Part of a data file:
----
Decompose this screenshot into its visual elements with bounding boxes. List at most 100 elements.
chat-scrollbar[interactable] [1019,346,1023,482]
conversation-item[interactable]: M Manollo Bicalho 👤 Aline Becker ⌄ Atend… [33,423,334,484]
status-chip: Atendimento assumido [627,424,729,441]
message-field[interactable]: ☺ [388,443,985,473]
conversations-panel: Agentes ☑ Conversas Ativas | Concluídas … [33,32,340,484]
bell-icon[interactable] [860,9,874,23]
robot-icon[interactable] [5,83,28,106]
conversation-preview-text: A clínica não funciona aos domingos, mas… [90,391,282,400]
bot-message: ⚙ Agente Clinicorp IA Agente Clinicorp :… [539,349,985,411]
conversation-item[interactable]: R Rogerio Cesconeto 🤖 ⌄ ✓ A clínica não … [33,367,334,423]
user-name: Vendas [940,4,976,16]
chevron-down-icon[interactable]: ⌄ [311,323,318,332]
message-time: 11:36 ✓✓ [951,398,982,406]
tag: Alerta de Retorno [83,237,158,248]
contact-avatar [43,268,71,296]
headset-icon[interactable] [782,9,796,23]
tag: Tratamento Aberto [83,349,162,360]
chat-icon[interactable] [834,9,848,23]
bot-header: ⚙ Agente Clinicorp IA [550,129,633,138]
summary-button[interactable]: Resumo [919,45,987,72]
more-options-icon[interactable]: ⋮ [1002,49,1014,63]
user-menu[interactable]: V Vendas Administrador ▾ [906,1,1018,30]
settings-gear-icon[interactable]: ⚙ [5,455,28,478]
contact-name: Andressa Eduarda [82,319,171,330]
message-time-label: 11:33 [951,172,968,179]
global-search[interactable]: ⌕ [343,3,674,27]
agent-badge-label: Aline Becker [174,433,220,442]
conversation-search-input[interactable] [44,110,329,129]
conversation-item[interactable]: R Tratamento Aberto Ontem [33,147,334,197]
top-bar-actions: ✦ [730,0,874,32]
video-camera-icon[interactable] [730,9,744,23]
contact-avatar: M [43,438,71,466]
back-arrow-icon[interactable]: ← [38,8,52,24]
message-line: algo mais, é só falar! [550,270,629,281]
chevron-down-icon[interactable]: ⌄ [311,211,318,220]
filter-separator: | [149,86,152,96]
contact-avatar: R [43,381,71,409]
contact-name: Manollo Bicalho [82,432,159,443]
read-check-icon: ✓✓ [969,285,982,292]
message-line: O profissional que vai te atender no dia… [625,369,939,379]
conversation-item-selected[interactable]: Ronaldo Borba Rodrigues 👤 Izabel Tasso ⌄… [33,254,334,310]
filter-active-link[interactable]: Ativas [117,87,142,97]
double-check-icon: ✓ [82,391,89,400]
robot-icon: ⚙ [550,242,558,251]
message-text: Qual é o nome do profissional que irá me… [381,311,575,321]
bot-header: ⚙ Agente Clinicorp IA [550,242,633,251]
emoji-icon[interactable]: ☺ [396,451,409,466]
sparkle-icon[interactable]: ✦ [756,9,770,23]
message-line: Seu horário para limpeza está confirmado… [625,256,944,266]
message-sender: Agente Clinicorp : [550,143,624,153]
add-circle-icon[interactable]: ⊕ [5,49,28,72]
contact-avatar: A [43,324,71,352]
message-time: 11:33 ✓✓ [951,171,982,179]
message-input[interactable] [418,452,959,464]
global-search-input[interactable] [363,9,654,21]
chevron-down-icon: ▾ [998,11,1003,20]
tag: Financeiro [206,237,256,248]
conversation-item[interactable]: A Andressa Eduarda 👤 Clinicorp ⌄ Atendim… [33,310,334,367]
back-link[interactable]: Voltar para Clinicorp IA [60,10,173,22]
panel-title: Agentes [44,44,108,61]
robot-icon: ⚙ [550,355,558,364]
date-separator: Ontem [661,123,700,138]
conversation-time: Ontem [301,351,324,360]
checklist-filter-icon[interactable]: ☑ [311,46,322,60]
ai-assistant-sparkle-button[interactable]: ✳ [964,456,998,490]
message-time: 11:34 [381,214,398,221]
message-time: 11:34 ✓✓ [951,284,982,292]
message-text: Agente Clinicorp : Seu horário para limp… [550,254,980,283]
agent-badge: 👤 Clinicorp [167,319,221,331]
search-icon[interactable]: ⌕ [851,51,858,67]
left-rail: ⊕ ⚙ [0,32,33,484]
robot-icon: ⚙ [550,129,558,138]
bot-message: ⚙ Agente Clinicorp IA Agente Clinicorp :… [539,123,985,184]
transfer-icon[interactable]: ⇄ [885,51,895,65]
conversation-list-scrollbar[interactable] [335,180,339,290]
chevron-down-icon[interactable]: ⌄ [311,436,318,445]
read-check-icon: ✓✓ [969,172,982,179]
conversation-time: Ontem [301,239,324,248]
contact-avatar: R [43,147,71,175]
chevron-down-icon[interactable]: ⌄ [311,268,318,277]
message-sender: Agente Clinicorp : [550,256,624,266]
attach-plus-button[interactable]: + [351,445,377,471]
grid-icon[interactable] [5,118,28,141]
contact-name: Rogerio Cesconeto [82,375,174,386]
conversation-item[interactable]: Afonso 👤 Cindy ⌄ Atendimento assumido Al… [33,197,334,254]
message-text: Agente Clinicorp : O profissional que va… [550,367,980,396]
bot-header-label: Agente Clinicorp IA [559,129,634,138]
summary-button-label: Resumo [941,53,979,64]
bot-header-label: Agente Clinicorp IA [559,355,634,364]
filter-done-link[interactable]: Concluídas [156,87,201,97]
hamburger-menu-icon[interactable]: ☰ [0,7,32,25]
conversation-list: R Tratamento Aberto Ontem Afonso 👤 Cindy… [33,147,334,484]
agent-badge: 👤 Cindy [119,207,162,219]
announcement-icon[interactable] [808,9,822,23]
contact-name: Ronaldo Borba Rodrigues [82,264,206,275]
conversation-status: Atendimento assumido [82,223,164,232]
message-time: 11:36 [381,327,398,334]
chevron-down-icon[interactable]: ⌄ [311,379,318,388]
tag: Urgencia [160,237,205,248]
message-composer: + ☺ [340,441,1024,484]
----
WHAT IS EXPECTED:
List every line of the data above that contains the word "horário".

TASK RESPONSE:
message-line: Seu horário para limpeza está confirmado… [625,256,944,266]
message-text: Agente Clinicorp : Seu horário para limp… [550,254,980,283]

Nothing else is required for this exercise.